Recorded information |
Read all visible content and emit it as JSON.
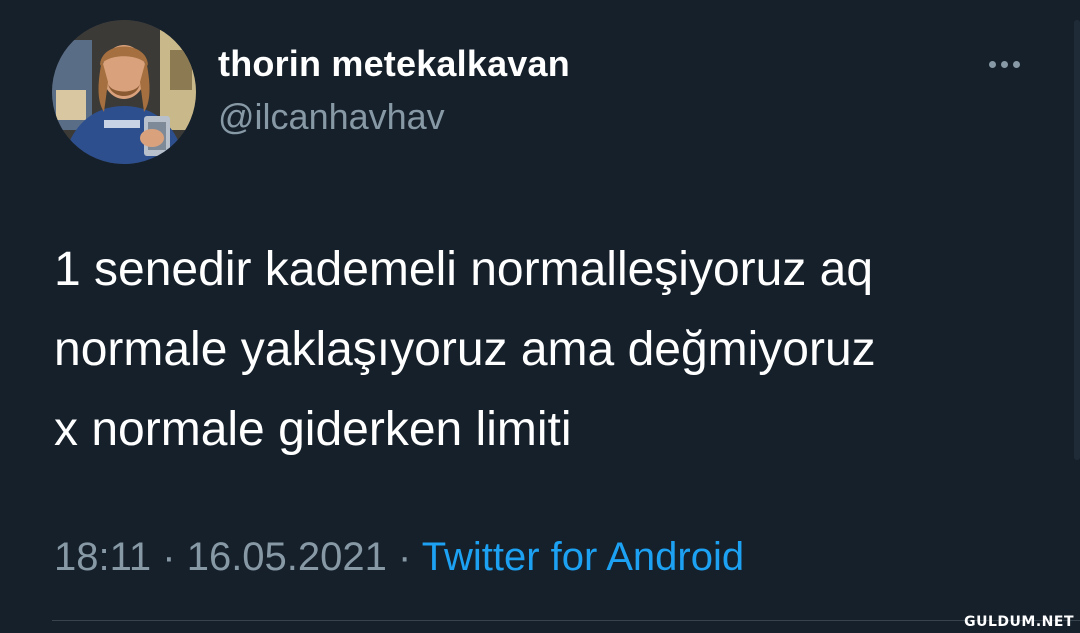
{
  "tweet": {
    "author": {
      "display_name": "thorin metekalkavan",
      "handle": "@ilcanhavhav"
    },
    "text_lines": [
      "1 senedir kademeli normalleşiyoruz aq",
      "normale yaklaşıyoruz ama değmiyoruz",
      "x normale giderken limiti"
    ],
    "time": "18:11",
    "separator": "·",
    "date": "16.05.2021",
    "source": "Twitter for Android",
    "more_icon": "ellipsis-horizontal-icon"
  },
  "watermark": "GULDUM.NET",
  "colors": {
    "background": "#15202b",
    "primary_text": "#ffffff",
    "secondary_text": "#8899a6",
    "link": "#1da1f2"
  }
}
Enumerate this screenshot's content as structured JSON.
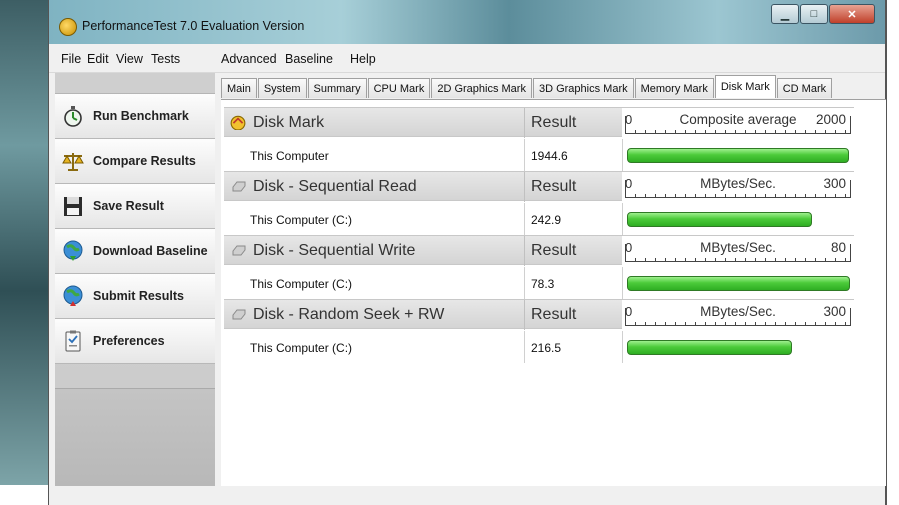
{
  "window": {
    "title": "PerformanceTest 7.0 Evaluation Version"
  },
  "menu": [
    "File",
    "Edit",
    "View",
    "Tests",
    "Advanced",
    "Baseline",
    "Help"
  ],
  "sidebar": {
    "items": [
      {
        "label": "Run Benchmark",
        "icon": "stopwatch-icon"
      },
      {
        "label": "Compare Results",
        "icon": "scales-icon"
      },
      {
        "label": "Save Result",
        "icon": "floppy-disk-icon"
      },
      {
        "label": "Download Baseline",
        "icon": "globe-download-icon"
      },
      {
        "label": "Submit Results",
        "icon": "globe-upload-icon"
      },
      {
        "label": "Preferences",
        "icon": "clipboard-icon"
      }
    ]
  },
  "tabs": [
    {
      "label": "Main"
    },
    {
      "label": "System"
    },
    {
      "label": "Summary"
    },
    {
      "label": "CPU Mark"
    },
    {
      "label": "2D Graphics Mark"
    },
    {
      "label": "3D Graphics Mark"
    },
    {
      "label": "Memory Mark"
    },
    {
      "label": "Disk Mark",
      "active": true
    },
    {
      "label": "CD Mark"
    }
  ],
  "results": [
    {
      "title": "Disk Mark",
      "result_header": "Result",
      "scale_min": "0",
      "scale_unit": "Composite average",
      "scale_max": "2000",
      "row_label": "This Computer",
      "value_text": "1944.6",
      "value": 1944.6,
      "max": 2000
    },
    {
      "title": "Disk - Sequential Read",
      "result_header": "Result",
      "scale_min": "0",
      "scale_unit": "MBytes/Sec.",
      "scale_max": "300",
      "row_label": "This Computer (C:)",
      "value_text": "242.9",
      "value": 242.9,
      "max": 300
    },
    {
      "title": "Disk - Sequential Write",
      "result_header": "Result",
      "scale_min": "0",
      "scale_unit": "MBytes/Sec.",
      "scale_max": "80",
      "row_label": "This Computer (C:)",
      "value_text": "78.3",
      "value": 78.3,
      "max": 80
    },
    {
      "title": "Disk - Random Seek + RW",
      "result_header": "Result",
      "scale_min": "0",
      "scale_unit": "MBytes/Sec.",
      "scale_max": "300",
      "row_label": "This Computer (C:)",
      "value_text": "216.5",
      "value": 216.5,
      "max": 300
    }
  ]
}
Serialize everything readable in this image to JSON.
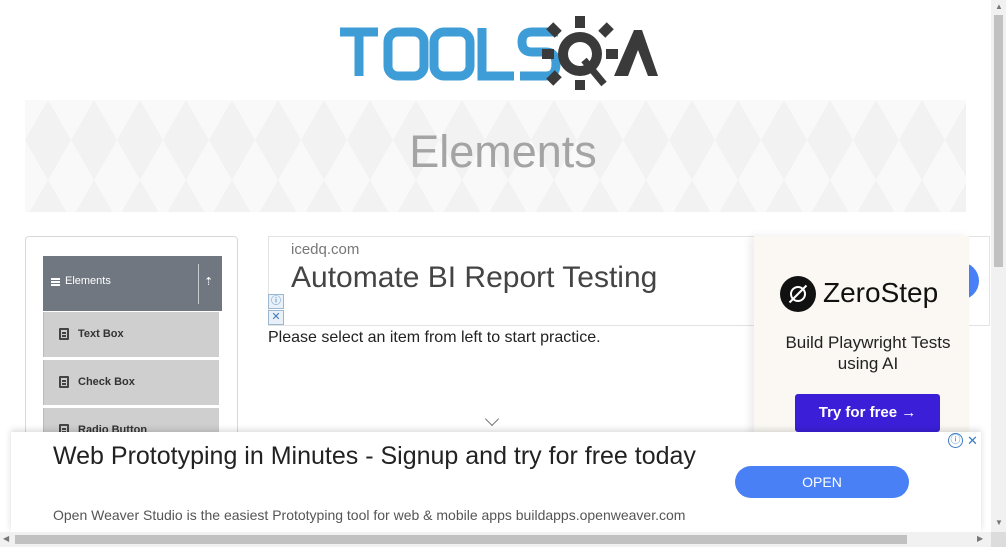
{
  "header": {
    "logo_text": "TOOLSQA"
  },
  "banner": {
    "title": "Elements"
  },
  "sidebar": {
    "group": {
      "label": "Elements",
      "icon": "menu-icon",
      "collapse_icon": "collapse-arrow-icon"
    },
    "items": [
      {
        "label": "Text Box",
        "icon": "doc-icon"
      },
      {
        "label": "Check Box",
        "icon": "doc-icon"
      },
      {
        "label": "Radio Button",
        "icon": "doc-icon"
      }
    ]
  },
  "main": {
    "instructions": "Please select an item from left to start practice."
  },
  "top_ad": {
    "domain": "icedq.com",
    "headline": "Automate BI Report Testing",
    "info_icon": "ⓘ",
    "close_icon": "✕"
  },
  "side_ad": {
    "brand": "ZeroStep",
    "tagline": "Build Playwright Tests using AI",
    "cta": "Try for free →"
  },
  "bottom_ad": {
    "headline": "Web Prototyping in Minutes - Signup and try for free today",
    "description": "Open Weaver Studio is the easiest Prototyping tool for web & mobile apps buildapps.openweaver.com",
    "button": "OPEN",
    "info_icon": "ⓘ",
    "close_icon": "✕"
  },
  "colors": {
    "logo_blue": "#3e9dd6",
    "logo_dark": "#3a3a3a",
    "sidebar_header": "#707780",
    "ad_blue": "#4a80f5",
    "zs_cta": "#3b1fd8"
  }
}
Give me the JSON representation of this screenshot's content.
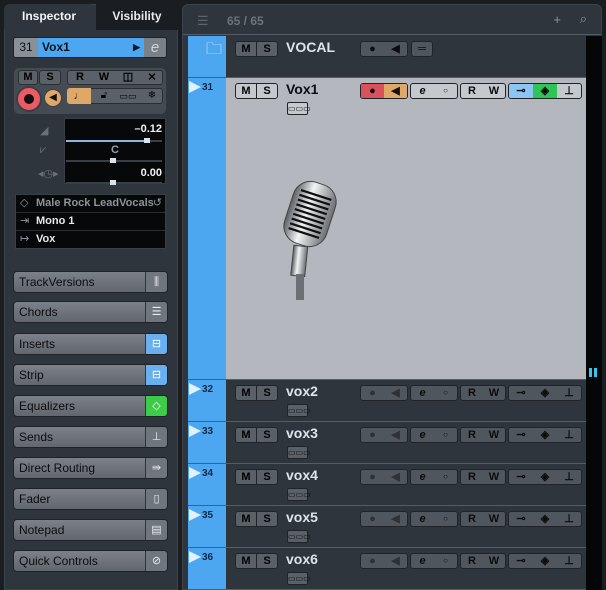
{
  "inspector": {
    "tabs": [
      {
        "label": "Inspector",
        "active": true
      },
      {
        "label": "Visibility",
        "active": false
      }
    ],
    "track": {
      "number": "31",
      "name": "Vox1",
      "edit_icon": "e"
    },
    "controls": {
      "mute": "M",
      "solo": "S",
      "read": "R",
      "write": "W",
      "record_active": true,
      "monitor_active": true
    },
    "values": {
      "volume": "–0.12",
      "pan": "C",
      "delay": "0.00",
      "volume_fraction": 0.85,
      "pan_fraction": 0.5,
      "delay_fraction": 0.5
    },
    "routing": {
      "preset": "Male Rock LeadVocals",
      "input": "Mono 1",
      "output": "Vox"
    },
    "sections": [
      {
        "label": "TrackVersions",
        "icon": "track-versions-icon",
        "state": "none"
      },
      {
        "label": "Chords",
        "icon": "chords-icon",
        "state": "none"
      },
      {
        "label": "Inserts",
        "icon": "inserts-icon",
        "state": "blue"
      },
      {
        "label": "Strip",
        "icon": "strip-icon",
        "state": "blue"
      },
      {
        "label": "Equalizers",
        "icon": "eq-icon",
        "state": "green"
      },
      {
        "label": "Sends",
        "icon": "sends-icon",
        "state": "none"
      },
      {
        "label": "Direct Routing",
        "icon": "direct-routing-icon",
        "state": "none"
      },
      {
        "label": "Fader",
        "icon": "fader-icon",
        "state": "none"
      },
      {
        "label": "Notepad",
        "icon": "notepad-icon",
        "state": "none"
      },
      {
        "label": "Quick Controls",
        "icon": "quick-controls-icon",
        "state": "none"
      }
    ]
  },
  "project": {
    "counter": "65 / 65",
    "folder": {
      "name": "VOCAL",
      "mute": "M",
      "solo": "S"
    },
    "tracks": [
      {
        "number": "31",
        "name": "Vox1",
        "selected": true
      },
      {
        "number": "32",
        "name": "vox2",
        "selected": false
      },
      {
        "number": "33",
        "name": "vox3",
        "selected": false
      },
      {
        "number": "34",
        "name": "vox4",
        "selected": false
      },
      {
        "number": "35",
        "name": "vox5",
        "selected": false
      },
      {
        "number": "36",
        "name": "vox6",
        "selected": false
      }
    ],
    "button_labels": {
      "mute": "M",
      "solo": "S",
      "read": "R",
      "write": "W",
      "edit": "e"
    }
  },
  "colors": {
    "selection_blue": "#4da7f0",
    "record_red": "#ec5a64",
    "monitor_orange": "#e0a868",
    "eq_green": "#3ccc4a"
  }
}
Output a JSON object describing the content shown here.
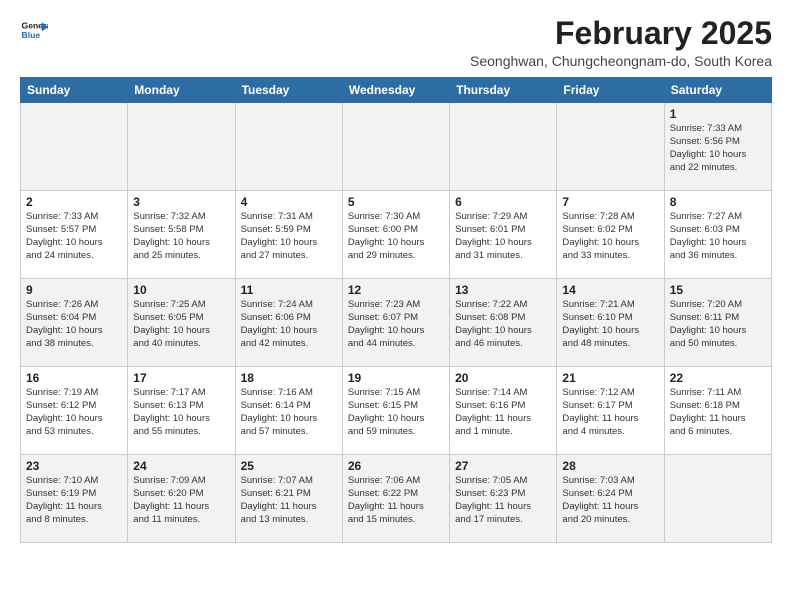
{
  "header": {
    "logo_line1": "General",
    "logo_line2": "Blue",
    "main_title": "February 2025",
    "subtitle": "Seonghwan, Chungcheongnam-do, South Korea"
  },
  "weekdays": [
    "Sunday",
    "Monday",
    "Tuesday",
    "Wednesday",
    "Thursday",
    "Friday",
    "Saturday"
  ],
  "weeks": [
    [
      {
        "day": "",
        "info": ""
      },
      {
        "day": "",
        "info": ""
      },
      {
        "day": "",
        "info": ""
      },
      {
        "day": "",
        "info": ""
      },
      {
        "day": "",
        "info": ""
      },
      {
        "day": "",
        "info": ""
      },
      {
        "day": "1",
        "info": "Sunrise: 7:33 AM\nSunset: 5:56 PM\nDaylight: 10 hours\nand 22 minutes."
      }
    ],
    [
      {
        "day": "2",
        "info": "Sunrise: 7:33 AM\nSunset: 5:57 PM\nDaylight: 10 hours\nand 24 minutes."
      },
      {
        "day": "3",
        "info": "Sunrise: 7:32 AM\nSunset: 5:58 PM\nDaylight: 10 hours\nand 25 minutes."
      },
      {
        "day": "4",
        "info": "Sunrise: 7:31 AM\nSunset: 5:59 PM\nDaylight: 10 hours\nand 27 minutes."
      },
      {
        "day": "5",
        "info": "Sunrise: 7:30 AM\nSunset: 6:00 PM\nDaylight: 10 hours\nand 29 minutes."
      },
      {
        "day": "6",
        "info": "Sunrise: 7:29 AM\nSunset: 6:01 PM\nDaylight: 10 hours\nand 31 minutes."
      },
      {
        "day": "7",
        "info": "Sunrise: 7:28 AM\nSunset: 6:02 PM\nDaylight: 10 hours\nand 33 minutes."
      },
      {
        "day": "8",
        "info": "Sunrise: 7:27 AM\nSunset: 6:03 PM\nDaylight: 10 hours\nand 36 minutes."
      }
    ],
    [
      {
        "day": "9",
        "info": "Sunrise: 7:26 AM\nSunset: 6:04 PM\nDaylight: 10 hours\nand 38 minutes."
      },
      {
        "day": "10",
        "info": "Sunrise: 7:25 AM\nSunset: 6:05 PM\nDaylight: 10 hours\nand 40 minutes."
      },
      {
        "day": "11",
        "info": "Sunrise: 7:24 AM\nSunset: 6:06 PM\nDaylight: 10 hours\nand 42 minutes."
      },
      {
        "day": "12",
        "info": "Sunrise: 7:23 AM\nSunset: 6:07 PM\nDaylight: 10 hours\nand 44 minutes."
      },
      {
        "day": "13",
        "info": "Sunrise: 7:22 AM\nSunset: 6:08 PM\nDaylight: 10 hours\nand 46 minutes."
      },
      {
        "day": "14",
        "info": "Sunrise: 7:21 AM\nSunset: 6:10 PM\nDaylight: 10 hours\nand 48 minutes."
      },
      {
        "day": "15",
        "info": "Sunrise: 7:20 AM\nSunset: 6:11 PM\nDaylight: 10 hours\nand 50 minutes."
      }
    ],
    [
      {
        "day": "16",
        "info": "Sunrise: 7:19 AM\nSunset: 6:12 PM\nDaylight: 10 hours\nand 53 minutes."
      },
      {
        "day": "17",
        "info": "Sunrise: 7:17 AM\nSunset: 6:13 PM\nDaylight: 10 hours\nand 55 minutes."
      },
      {
        "day": "18",
        "info": "Sunrise: 7:16 AM\nSunset: 6:14 PM\nDaylight: 10 hours\nand 57 minutes."
      },
      {
        "day": "19",
        "info": "Sunrise: 7:15 AM\nSunset: 6:15 PM\nDaylight: 10 hours\nand 59 minutes."
      },
      {
        "day": "20",
        "info": "Sunrise: 7:14 AM\nSunset: 6:16 PM\nDaylight: 11 hours\nand 1 minute."
      },
      {
        "day": "21",
        "info": "Sunrise: 7:12 AM\nSunset: 6:17 PM\nDaylight: 11 hours\nand 4 minutes."
      },
      {
        "day": "22",
        "info": "Sunrise: 7:11 AM\nSunset: 6:18 PM\nDaylight: 11 hours\nand 6 minutes."
      }
    ],
    [
      {
        "day": "23",
        "info": "Sunrise: 7:10 AM\nSunset: 6:19 PM\nDaylight: 11 hours\nand 8 minutes."
      },
      {
        "day": "24",
        "info": "Sunrise: 7:09 AM\nSunset: 6:20 PM\nDaylight: 11 hours\nand 11 minutes."
      },
      {
        "day": "25",
        "info": "Sunrise: 7:07 AM\nSunset: 6:21 PM\nDaylight: 11 hours\nand 13 minutes."
      },
      {
        "day": "26",
        "info": "Sunrise: 7:06 AM\nSunset: 6:22 PM\nDaylight: 11 hours\nand 15 minutes."
      },
      {
        "day": "27",
        "info": "Sunrise: 7:05 AM\nSunset: 6:23 PM\nDaylight: 11 hours\nand 17 minutes."
      },
      {
        "day": "28",
        "info": "Sunrise: 7:03 AM\nSunset: 6:24 PM\nDaylight: 11 hours\nand 20 minutes."
      },
      {
        "day": "",
        "info": ""
      }
    ]
  ]
}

What is being asked | Return from the data every line that holds "headline".

Completed task |
    "headline": "Automate BI Report Testing",
    "headline": "Web Prototyping in Minutes - Signup and try for free today",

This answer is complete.